- [DATASET RECORDS]
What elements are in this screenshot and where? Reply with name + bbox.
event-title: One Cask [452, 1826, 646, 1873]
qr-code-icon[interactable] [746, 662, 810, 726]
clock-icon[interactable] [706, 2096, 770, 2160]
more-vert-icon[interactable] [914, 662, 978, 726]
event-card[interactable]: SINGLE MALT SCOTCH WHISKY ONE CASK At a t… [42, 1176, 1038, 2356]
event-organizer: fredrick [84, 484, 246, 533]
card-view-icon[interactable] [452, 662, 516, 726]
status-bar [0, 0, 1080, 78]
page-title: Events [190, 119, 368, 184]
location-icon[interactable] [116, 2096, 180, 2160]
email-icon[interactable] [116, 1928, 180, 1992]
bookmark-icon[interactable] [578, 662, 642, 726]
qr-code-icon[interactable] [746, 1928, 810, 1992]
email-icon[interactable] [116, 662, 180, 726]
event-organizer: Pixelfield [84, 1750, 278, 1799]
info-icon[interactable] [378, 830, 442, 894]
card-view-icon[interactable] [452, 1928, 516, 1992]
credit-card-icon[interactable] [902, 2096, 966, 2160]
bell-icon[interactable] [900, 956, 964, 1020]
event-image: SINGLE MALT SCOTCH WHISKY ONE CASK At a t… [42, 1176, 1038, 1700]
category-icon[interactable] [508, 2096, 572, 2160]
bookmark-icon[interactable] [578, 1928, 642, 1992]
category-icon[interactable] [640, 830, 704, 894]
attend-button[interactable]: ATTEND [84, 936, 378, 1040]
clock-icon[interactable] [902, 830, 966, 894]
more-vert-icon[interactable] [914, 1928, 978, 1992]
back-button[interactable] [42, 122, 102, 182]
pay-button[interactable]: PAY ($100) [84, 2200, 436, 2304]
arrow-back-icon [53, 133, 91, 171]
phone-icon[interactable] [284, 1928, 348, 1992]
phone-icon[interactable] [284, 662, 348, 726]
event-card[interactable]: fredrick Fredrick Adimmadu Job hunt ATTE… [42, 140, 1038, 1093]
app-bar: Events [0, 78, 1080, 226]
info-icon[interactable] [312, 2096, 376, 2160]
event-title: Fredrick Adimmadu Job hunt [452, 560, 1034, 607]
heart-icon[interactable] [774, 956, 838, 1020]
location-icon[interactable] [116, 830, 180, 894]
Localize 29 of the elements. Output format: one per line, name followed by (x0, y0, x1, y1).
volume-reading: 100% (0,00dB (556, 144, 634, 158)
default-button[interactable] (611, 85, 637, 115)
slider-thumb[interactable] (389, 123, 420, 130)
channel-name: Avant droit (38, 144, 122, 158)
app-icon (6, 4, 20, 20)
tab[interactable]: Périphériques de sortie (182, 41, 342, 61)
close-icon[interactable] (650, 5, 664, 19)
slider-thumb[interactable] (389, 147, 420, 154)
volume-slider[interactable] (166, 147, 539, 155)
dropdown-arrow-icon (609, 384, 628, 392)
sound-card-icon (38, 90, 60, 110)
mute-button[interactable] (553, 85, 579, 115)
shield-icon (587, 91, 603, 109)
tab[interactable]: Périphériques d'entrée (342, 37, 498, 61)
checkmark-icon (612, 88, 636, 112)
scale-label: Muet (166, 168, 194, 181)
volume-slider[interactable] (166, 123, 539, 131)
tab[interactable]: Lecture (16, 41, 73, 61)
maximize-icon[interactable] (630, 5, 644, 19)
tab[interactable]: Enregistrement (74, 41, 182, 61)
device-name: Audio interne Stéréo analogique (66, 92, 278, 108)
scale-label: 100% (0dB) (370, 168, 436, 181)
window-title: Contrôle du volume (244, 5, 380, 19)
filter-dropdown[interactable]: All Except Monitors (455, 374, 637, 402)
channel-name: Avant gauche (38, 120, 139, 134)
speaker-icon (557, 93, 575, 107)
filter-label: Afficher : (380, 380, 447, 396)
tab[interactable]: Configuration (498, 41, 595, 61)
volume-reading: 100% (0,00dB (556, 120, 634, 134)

- [TASK STATEMENT] Edit the material from its first line through the line containing "event-card[interactable]: SINGLE MALT", changing "bbox" to "bounding box" and leaving everything else as it is.

- [SOLUTION TO THE PROBLEM]
What elements are in this screenshot and where? Reply with name + bounding box.
event-title: One Cask [452, 1826, 646, 1873]
qr-code-icon[interactable] [746, 662, 810, 726]
clock-icon[interactable] [706, 2096, 770, 2160]
more-vert-icon[interactable] [914, 662, 978, 726]
event-card[interactable]: SINGLE MALT SCOTCH WHISKY ONE CASK At a t… [42, 1176, 1038, 2356]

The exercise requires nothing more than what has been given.